- [Given exercise] Your task is to repeat all of the data exactly while excluding the pictures.

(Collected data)

○ ○ ○

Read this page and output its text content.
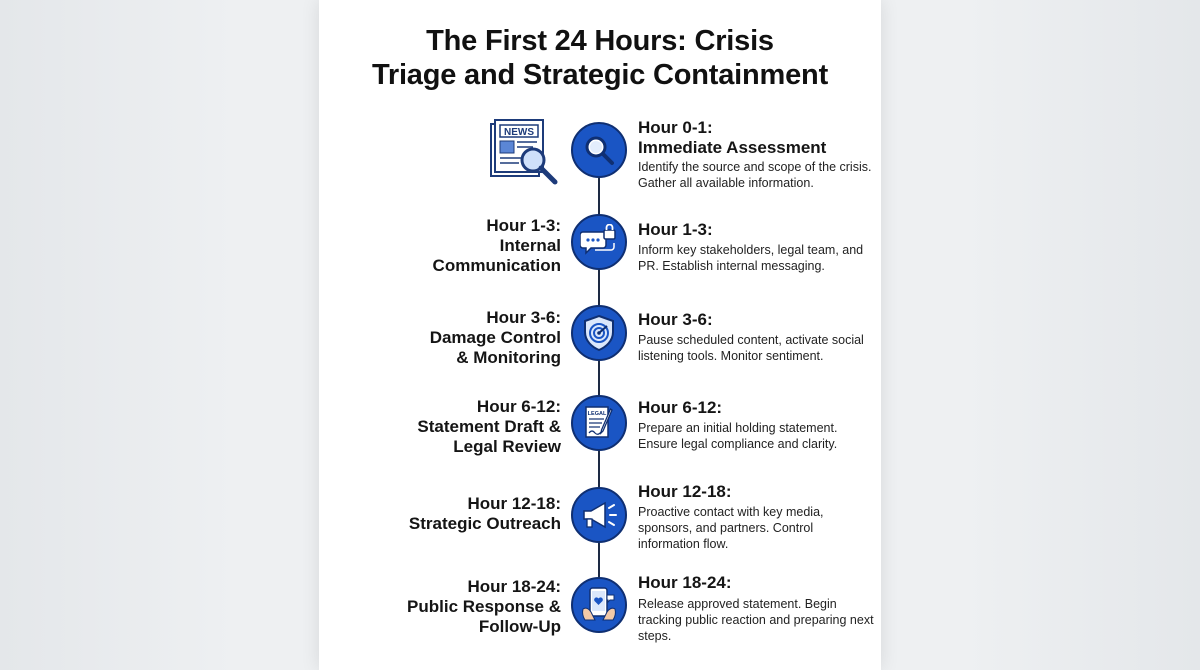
The First 24 Hours: Crisis
Triage and Strategic Containment
NEWS	Hour 0-1:
Immediate Assessment
Identify the source and scope of the crisis. Gather all available information.
Hour 1-3:
Internal
Communication
Hour 1-3:
Inform key stakeholders, legal team, and PR. Establish internal messaging.
Hour 3-6:
Damage Control
& Monitoring
Hour 3-6:
Pause scheduled content, activate social listening tools. Monitor sentiment.
Hour 6-12:
Statement Draft &
Legal Review
LEGAL Hour 6-12:
Prepare an initial holding statement. Ensure legal compliance and clarity.
Hour 12-18:
Strategic Outreach
Hour 12-18:
Proactive contact with key media, sponsors, and partners. Control information flow.
Hour 18-24:
Public Response &
Follow-Up
Hour 18-24:
Release approved statement. Begin tracking public reaction and preparing next steps.
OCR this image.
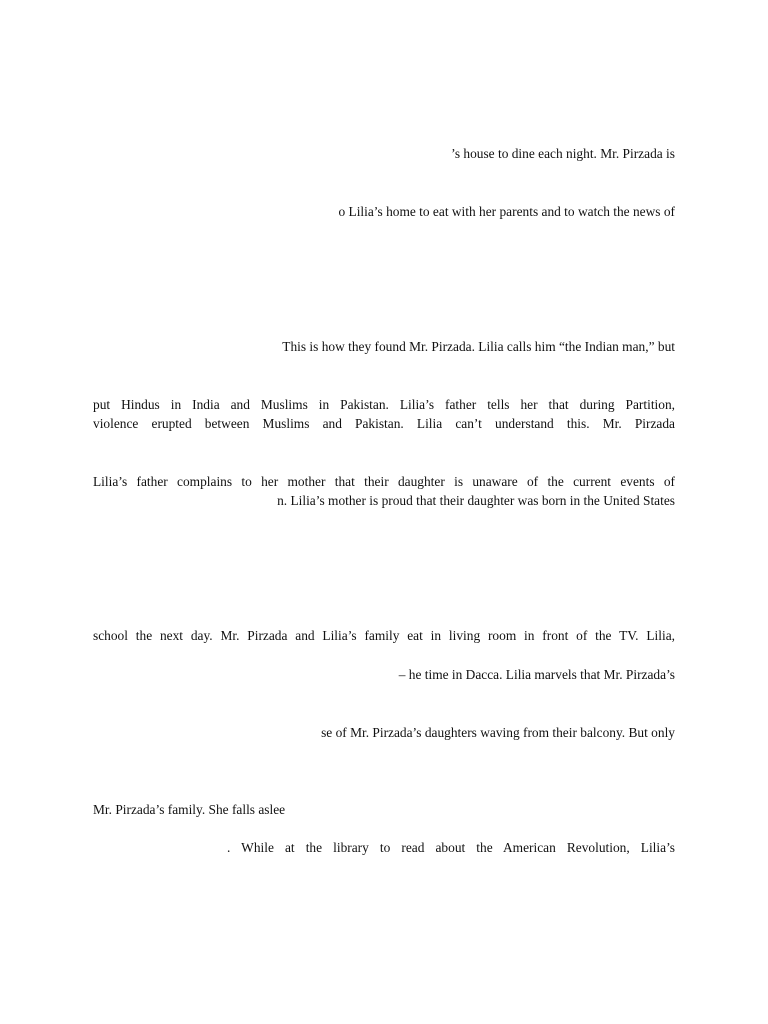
’s house to dine each night. Mr. Pirzada is
o Lilia’s home to eat with her parents and to watch the news of
This is how they found Mr. Pirzada. Lilia calls him “the Indian man,” but
put Hindus in India and Muslims in Pakistan. Lilia’s father tells her that during Partition,
violence erupted between Muslims and Pakistan. Lilia can’t understand this. Mr. Pirzada
Lilia’s father complains to her mother that their daughter is unaware of the current events of
n. Lilia’s mother is proud that their daughter was born in the United States
school the next day. Mr. Pirzada and Lilia’s family eat in living room in front of the TV. Lilia,
– he time in Dacca. Lilia marvels that Mr. Pirzada’s
se of Mr. Pirzada’s daughters waving from their balcony. But only
Mr. Pirzada’s family. She falls aslee
. While at the library to read about the American Revolution, Lilia’s
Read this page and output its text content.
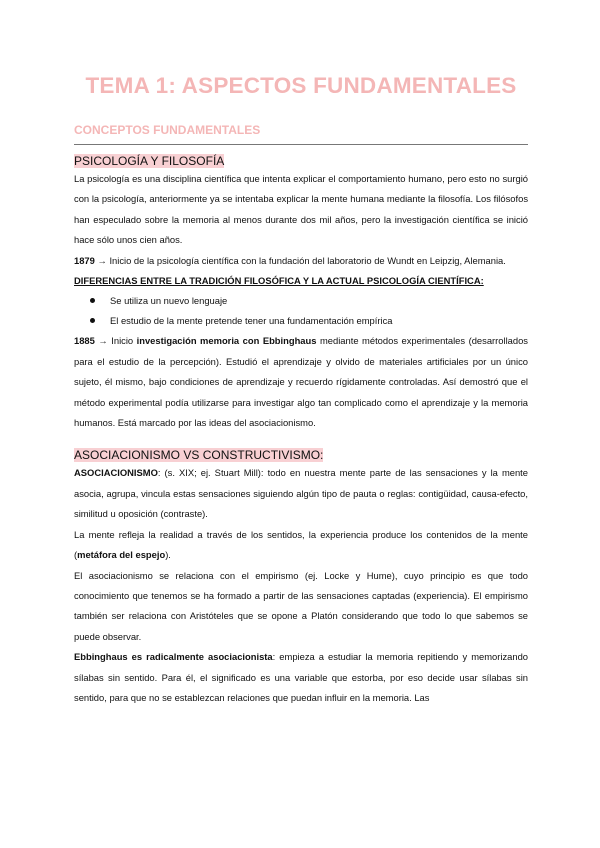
TEMA 1: ASPECTOS FUNDAMENTALES
CONCEPTOS FUNDAMENTALES
PSICOLOGÍA Y FILOSOFÍA

La psicología es una disciplina científica que intenta explicar el comportamiento humano, pero esto no surgió con la psicología, anteriormente ya se intentaba explicar la mente humana mediante la filosofía. Los filósofos han especulado sobre la memoria al menos durante dos mil años, pero la investigación científica se inició hace sólo unos cien años.

1879 → Inicio de la psicología científica con la fundación del laboratorio de Wundt en Leipzig, Alemania.

DIFERENCIAS ENTRE LA TRADICIÓN FILOSÓFICA Y LA ACTUAL PSICOLOGÍA CIENTÍFICA:

Se utiliza un nuevo lenguaje
El estudio de la mente pretende tener una fundamentación empírica

1885 → Inicio investigación memoria con Ebbinghaus mediante métodos experimentales (desarrollados para el estudio de la percepción). Estudió el aprendizaje y olvido de materiales artificiales por un único sujeto, él mismo, bajo condiciones de aprendizaje y recuerdo rígidamente controladas. Así demostró que el método experimental podía utilizarse para investigar algo tan complicado como el aprendizaje y la memoria humanos. Está marcado por las ideas del asociacionismo.

ASOCIACIONISMO VS CONSTRUCTIVISMO:

ASOCIACIONISMO: (s. XIX; ej. Stuart Mill): todo en nuestra mente parte de las sensaciones y la mente asocia, agrupa, vincula estas sensaciones siguiendo algún tipo de pauta o reglas: contigüidad, causa-efecto, similitud u oposición (contraste).

La mente refleja la realidad a través de los sentidos, la experiencia produce los contenidos de la mente (metáfora del espejo).

El asociacionismo se relaciona con el empirismo (ej. Locke y Hume), cuyo principio es que todo conocimiento que tenemos se ha formado a partir de las sensaciones captadas (experiencia). El empirismo también ser relaciona con Aristóteles que se opone a Platón considerando que todo lo que sabemos se puede observar.

Ebbinghaus es radicalmente asociacionista: empieza a estudiar la memoria repitiendo y memorizando sílabas sin sentido. Para él, el significado es una variable que estorba, por eso decide usar sílabas sin sentido, para que no se establezcan relaciones que puedan influir en la memoria. Las
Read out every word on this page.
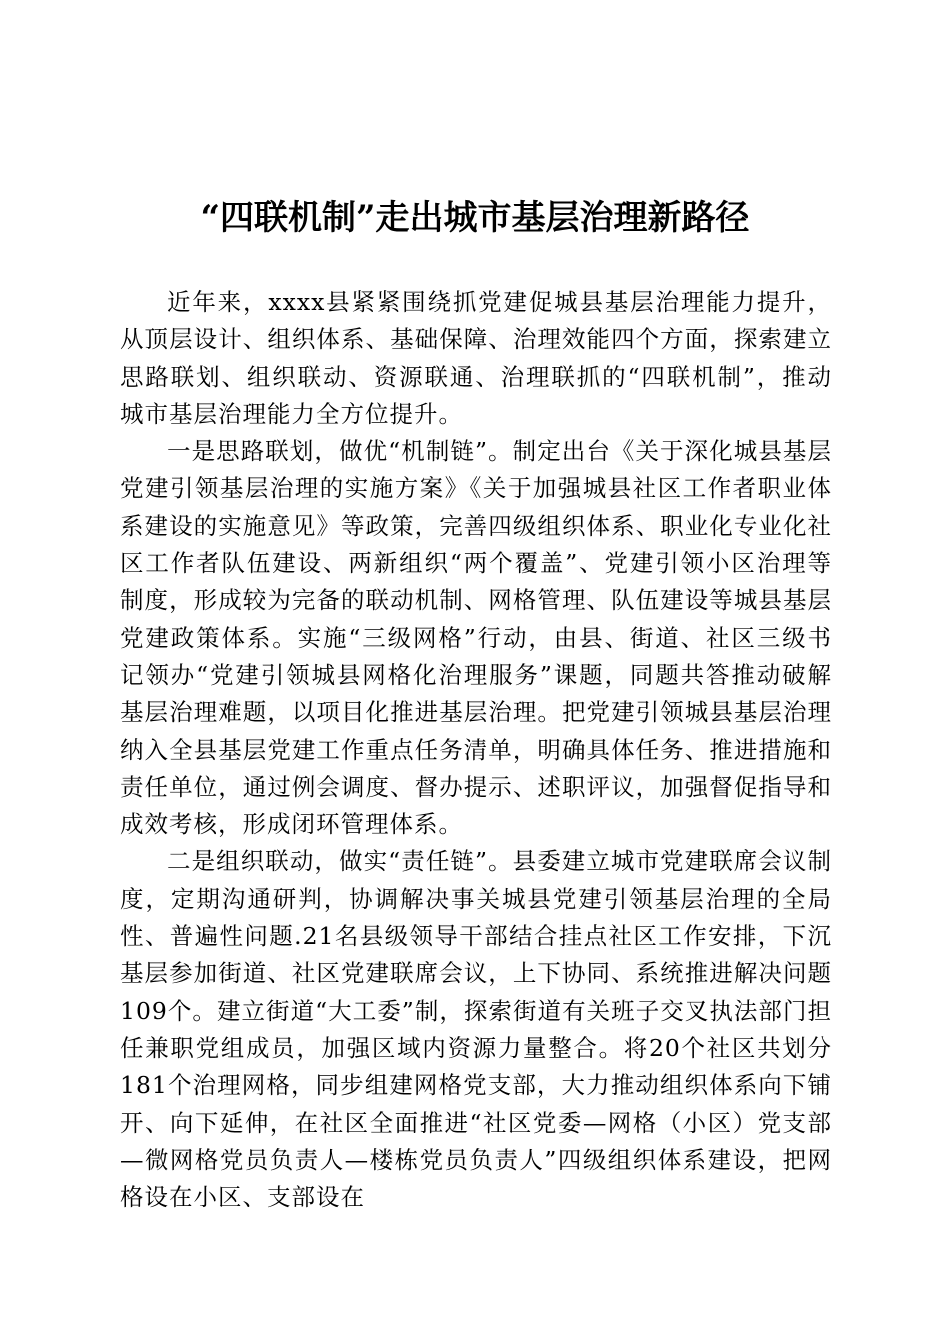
“四联机制”走出城市基层治理新路径

近年来，xxxx县紧紧围绕抓党建促城县基层治理能力提升，从顶层设计、组织体系、基础保障、治理效能四个方面，探索建立思路联划、组织联动、资源联通、治理联抓的“四联机制”，推动城市基层治理能力全方位提升。

一是思路联划，做优“机制链”。制定出台《关于深化城县基层党建引领基层治理的实施方案》《关于加强城县社区工作者职业体系建设的实施意见》等政策，完善四级组织体系、职业化专业化社区工作者队伍建设、两新组织“两个覆盖”、党建引领小区治理等制度，形成较为完备的联动机制、网格管理、队伍建设等城县基层党建政策体系。实施“三级网格”行动，由县、街道、社区三级书记领办“党建引领城县网格化治理服务”课题，同题共答推动破解基层治理难题，以项目化推进基层治理。把党建引领城县基层治理纳入全县基层党建工作重点任务清单，明确具体任务、推进措施和责任单位，通过例会调度、督办提示、述职评议，加强督促指导和成效考核，形成闭环管理体系。

二是组织联动，做实“责任链”。县委建立城市党建联席会议制度，定期沟通研判，协调解决事关城县党建引领基层治理的全局性、普遍性问题.21名县级领导干部结合挂点社区工作安排，下沉基层参加街道、社区党建联席会议，上下协同、系统推进解决问题109个。建立街道“大工委”制，探索街道有关班子交叉执法部门担任兼职党组成员，加强区域内资源力量整合。将20个社区共划分181个治理网格，同步组建网格党支部，大力推动组织体系向下铺开、向下延伸，在社区全面推进“社区党委—网格（小区）党支部—微网格党员负责人—楼栋党员负责人”四级组织体系建设，把网格设在小区、支部设在
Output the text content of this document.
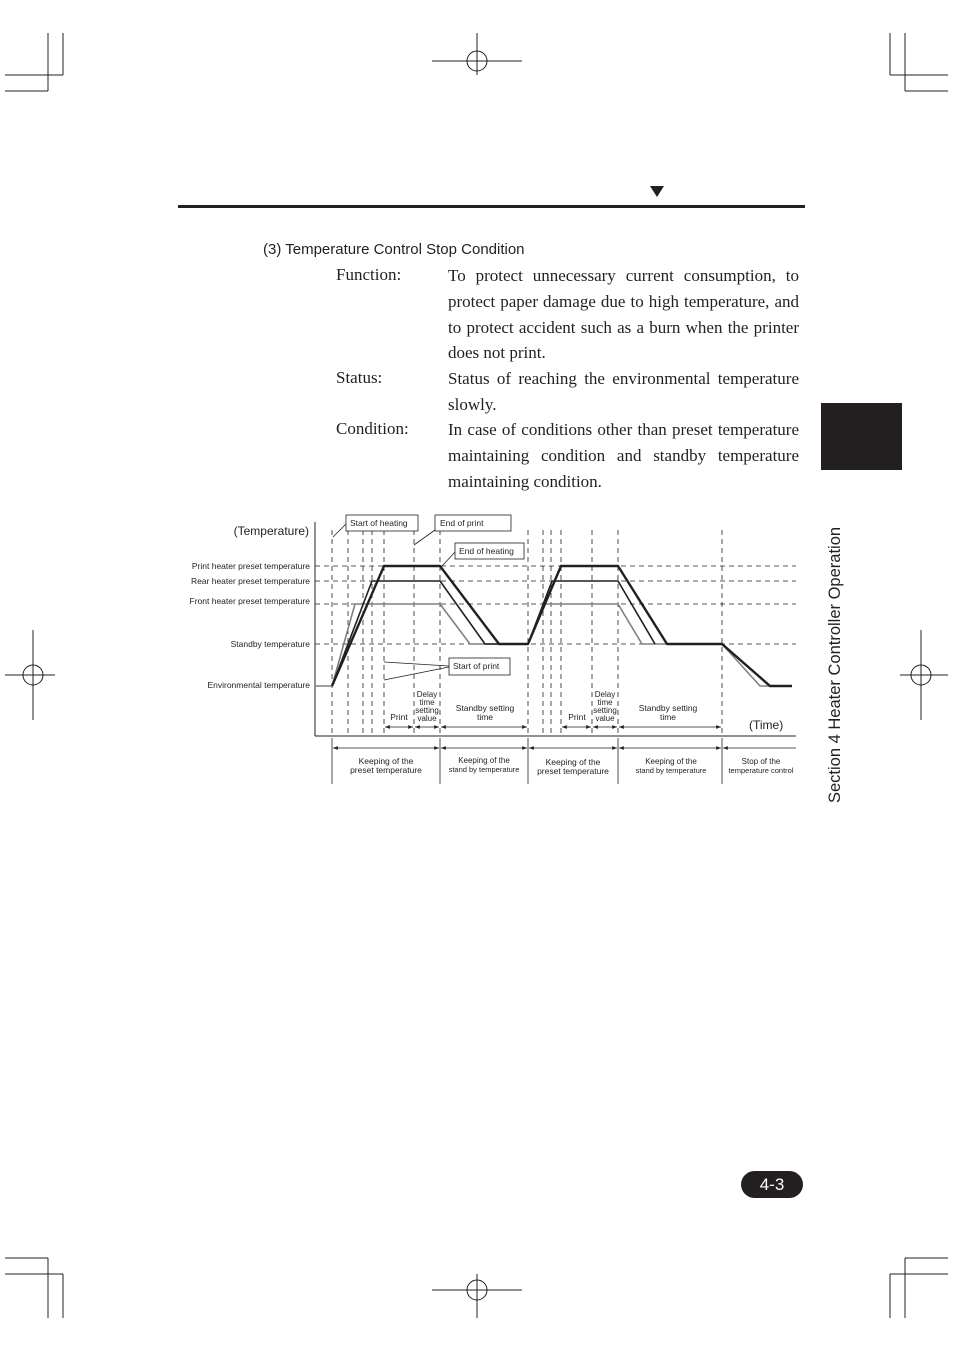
(3) Temperature Control Stop Condition
Function:	To protect unnecessary current consumption, to protect paper damage due to high temperature, and to protect accident such as a burn when the printer does not print.
Status:	Status of reaching the environmental temperature slowly.
Condition: In case of conditions other than preset temperature maintaining condition and standby temperature maintaining condition.
Section 4 Heater Controller Operation
Start of heating	End of print
End of heating
Start of print
(Temperature)
(Time)
Print heater preset temperature
Rear heater preset temperature
Front heater preset temperature
Standby temperature
Environmental temperature
Print	Print
Delay
time
setting
value
Delay
time
setting
value
Standby setting
time
Standby setting
time
Keeping of the
preset temperature
Keeping of the
stand by temperature
Keeping of the
preset temperature
Keeping of the
stand by temperature
Stop of the
temperature control
4-3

○ ○ ○

- [Full solution]
Read this page and output its text content.
The First 24 Hours: Crisis
Triage and Strategic Containment
NEWS	Hour 0-1:
Immediate Assessment
Identify the source and scope of the crisis. Gather all available information.
Hour 1-3:
Internal
Communication
Hour 1-3:
Inform key stakeholders, legal team, and PR. Establish internal messaging.
Hour 3-6:
Damage Control
& Monitoring
Hour 3-6:
Pause scheduled content, activate social listening tools. Monitor sentiment.
Hour 6-12:
Statement Draft &
Legal Review
LEGAL Hour 6-12:
Prepare an initial holding statement. Ensure legal compliance and clarity.
Hour 12-18:
Strategic Outreach
Hour 12-18:
Proactive contact with key media, sponsors, and partners. Control information flow.
Hour 18-24:
Public Response &
Follow-Up
Hour 18-24:
Release approved statement. Begin tracking public reaction and preparing next steps.
OCR this image.
’s house to dine each night. Mr. Pirzada is
o Lilia’s home to eat with her parents and to watch the news of
This is how they found Mr. Pirzada. Lilia calls him “the Indian man,” but
put Hindus in India and Muslims in Pakistan. Lilia’s father tells her that during Partition,
violence erupted between Muslims and Pakistan. Lilia can’t understand this. Mr. Pirzada
Lilia’s father complains to her mother that their daughter is unaware of the current events of
n. Lilia’s mother is proud that their daughter was born in the United States
school the next day. Mr. Pirzada and Lilia’s family eat in living room in front of the TV. Lilia,
– he time in Dacca. Lilia marvels that Mr. Pirzada’s
se of Mr. Pirzada’s daughters waving from their balcony. But only
Mr. Pirzada’s family. She falls aslee
. While at the library to read about the American Revolution, Lilia’s
Read this page and output its text content.
TEMA 1: ASPECTOS FUNDAMENTALES
CONCEPTOS FUNDAMENTALES
PSICOLOGÍA Y FILOSOFÍA

La psicología es una disciplina científica que intenta explicar el comportamiento humano, pero esto no surgió con la psicología, anteriormente ya se intentaba explicar la mente humana mediante la filosofía. Los filósofos han especulado sobre la memoria al menos durante dos mil años, pero la investigación científica se inició hace sólo unos cien años.

1879 → Inicio de la psicología científica con la fundación del laboratorio de Wundt en Leipzig, Alemania.

DIFERENCIAS ENTRE LA TRADICIÓN FILOSÓFICA Y LA ACTUAL PSICOLOGÍA CIENTÍFICA:

Se utiliza un nuevo lenguaje
El estudio de la mente pretende tener una fundamentación empírica

1885 → Inicio investigación memoria con Ebbinghaus mediante métodos experimentales (desarrollados para el estudio de la percepción). Estudió el aprendizaje y olvido de materiales artificiales por un único sujeto, él mismo, bajo condiciones de aprendizaje y recuerdo rígidamente controladas. Así demostró que el método experimental podía utilizarse para investigar algo tan complicado como el aprendizaje y la memoria humanos. Está marcado por las ideas del asociacionismo.

ASOCIACIONISMO VS CONSTRUCTIVISMO:

ASOCIACIONISMO: (s. XIX; ej. Stuart Mill): todo en nuestra mente parte de las sensaciones y la mente asocia, agrupa, vincula estas sensaciones siguiendo algún tipo de pauta o reglas: contigüidad, causa-efecto, similitud u oposición (contraste).

La mente refleja la realidad a través de los sentidos, la experiencia produce los contenidos de la mente (metáfora del espejo).

El asociacionismo se relaciona con el empirismo (ej. Locke y Hume), cuyo principio es que todo conocimiento que tenemos se ha formado a partir de las sensaciones captadas (experiencia). El empirismo también ser relaciona con Aristóteles que se opone a Platón considerando que todo lo que sabemos se puede observar.

Ebbinghaus es radicalmente asociacionista: empieza a estudiar la memoria repitiendo y memorizando sílabas sin sentido. Para él, el significado es una variable que estorba, por eso decide usar sílabas sin sentido, para que no se establezcan relaciones que puedan influir en la memoria. Las
Read out every word on this page.
“四联机制”走出城市基层治理新路径

近年来，xxxx县紧紧围绕抓党建促城县基层治理能力提升，从顶层设计、组织体系、基础保障、治理效能四个方面，探索建立思路联划、组织联动、资源联通、治理联抓的“四联机制”，推动城市基层治理能力全方位提升。

一是思路联划，做优“机制链”。制定出台《关于深化城县基层党建引领基层治理的实施方案》《关于加强城县社区工作者职业体系建设的实施意见》等政策，完善四级组织体系、职业化专业化社区工作者队伍建设、两新组织“两个覆盖”、党建引领小区治理等制度，形成较为完备的联动机制、网格管理、队伍建设等城县基层党建政策体系。实施“三级网格”行动，由县、街道、社区三级书记领办“党建引领城县网格化治理服务”课题，同题共答推动破解基层治理难题，以项目化推进基层治理。把党建引领城县基层治理纳入全县基层党建工作重点任务清单，明确具体任务、推进措施和责任单位，通过例会调度、督办提示、述职评议，加强督促指导和成效考核，形成闭环管理体系。

二是组织联动，做实“责任链”。县委建立城市党建联席会议制度，定期沟通研判，协调解决事关城县党建引领基层治理的全局性、普遍性问题.21名县级领导干部结合挂点社区工作安排，下沉基层参加街道、社区党建联席会议，上下协同、系统推进解决问题109个。建立街道“大工委”制，探索街道有关班子交叉执法部门担任兼职党组成员，加强区域内资源力量整合。将20个社区共划分181个治理网格，同步组建网格党支部，大力推动组织体系向下铺开、向下延伸，在社区全面推进“社区党委—网格（小区）党支部—微网格党员负责人—楼栋党员负责人”四级组织体系建设，把网格设在小区、支部设在
Output the text content of this document.
(3) Temperature Control Stop Condition
Function:	To protect unnecessary current consumption, to protect paper damage due to high temperature, and to protect accident such as a burn when the printer does not print.
Status:	Status of reaching the environmental temperature slowly.
Condition: In case of conditions other than preset temperature maintaining condition and standby temperature maintaining condition.
Section 4 Heater Controller Operation
Start of heating	End of print
End of heating
Start of print
(Temperature)
(Time)
Print heater preset temperature
Rear heater preset temperature
Front heater preset temperature
Standby temperature
Environmental temperature
Print	Print
Delay
time
setting
value
Delay
time
setting
value
Standby setting
time
Standby setting
time
Keeping of the
preset temperature
Keeping of the
stand by temperature
Keeping of the
preset temperature
Keeping of the
stand by temperature
Stop of the
temperature control
4-3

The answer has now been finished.